Note how many lines contain "الأسدي" and give that number, with nothing else.
## begin Given records
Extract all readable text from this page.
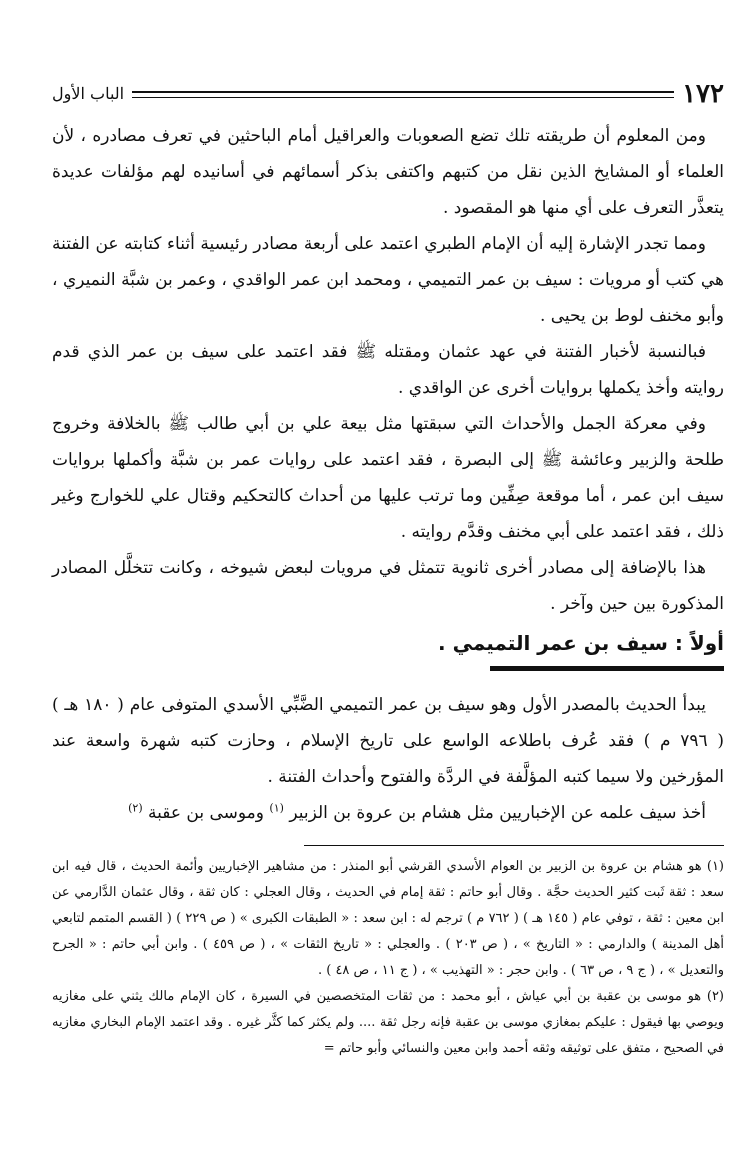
١٧٢
الباب الأول

ومن المعلوم أن طريقته تلك تضع الصعوبات والعراقيل أمام الباحثين في تعرف مصادره ، لأن العلماء أو المشايخ الذين نقل من كتبهم واكتفى بذكر أسمائهم في أسانيده لهم مؤلفات عديدة يتعذَّر التعرف على أي منها هو المقصود .

ومما تجدر الإشارة إليه أن الإمام الطبري اعتمد على أربعة مصادر رئيسية أثناء كتابته عن الفتنة هي كتب أو مرويات : سيف بن عمر التميمي ، ومحمد ابن عمر الواقدي ، وعمر بن شبَّة النميري ، وأبو مخنف لوط بن يحيى .

فبالنسبة لأخبار الفتنة في عهد عثمان ومقتله ﷺ فقد اعتمد على سيف بن عمر الذي قدم روايته وأخذ يكملها بروايات أخرى عن الواقدي .

وفي معركة الجمل والأحداث التي سبقتها مثل بيعة علي بن أبي طالب ﷺ بالخلافة وخروج طلحة والزبير وعائشة ﷺ إلى البصرة ، فقد اعتمد على روايات عمر بن شبَّة وأكملها بروايات سيف ابن عمر ، أما موقعة صِفِّين وما ترتب عليها من أحداث كالتحكيم وقتال علي للخوارج وغير ذلك ، فقد اعتمد على أبي مخنف وقدَّم روايته .

هذا بالإضافة إلى مصادر أخرى ثانوية تتمثل في مرويات لبعض شيوخه ، وكانت تتخلَّل المصادر المذكورة بين حين وآخر .

أولاً : سيف بن عمر التميمي .

يبدأ الحديث بالمصدر الأول وهو سيف بن عمر التميمي الضَّبِّي الأسدي المتوفى عام ( ١٨٠ هـ ) ( ٧٩٦ م ) فقد عُرف باطلاعه الواسع على تاريخ الإسلام ، وحازت كتبه شهرة واسعة عند المؤرخين ولا سيما كتبه المؤلَّفة في الردَّة والفتوح وأحداث الفتنة .

أخذ سيف علمه عن الإخباريين مثل هشام بن عروة بن الزبير $^{(١)}$ وموسى بن عقبة $^{(٢)}$

(١) هو هشام بن عروة بن الزبير بن العوام الأسدي القرشي أبو المنذر : من مشاهير الإخباريين وأئمة الحديث ، قال فيه ابن سعد : ثقة ثَبت كثير الحديث حجَّة . وقال أبو حاتم : ثقة إمام في الحديث ، وقال العجلي : كان ثقة ، وقال عثمان الدَّارمي عن ابن معين : ثقة ، توفي عام ( ١٤٥ هـ ) ( ٧٦٢ م ) ترجم له : ابن سعد : « الطبقات الكبرى » ( ص ٢٢٩ ) ( القسم المتمم لتابعي أهل المدينة ) والدارمي : « التاريخ » ، ( ص ٢٠٣ ) . والعجلي : « تاريخ الثقات » ، ( ص ٤٥٩ ) . وابن أبي حاتم : « الجرح والتعديل » ، ( ج ٩ ، ص ٦٣ ) . وابن حجر : « التهذيب » ، ( ج ١١ ، ص ٤٨ ) .

(٢) هو موسى بن عقبة بن أبي عياش ، أبو محمد : من ثقات المتخصصين في السيرة ، كان الإمام مالك يثني على مغازيه ويوصي بها فيقول : عليكم بمغازي موسى بن عقبة فإنه رجل ثقة .... ولم يكثر كما كثَّر غيره . وقد اعتمد الإمام البخاري مغازيه في الصحيح ، متفق على توثيقه وثقه أحمد وابن معين والنسائي وأبو حاتم =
## end Given records
#### Reply to the exercise
2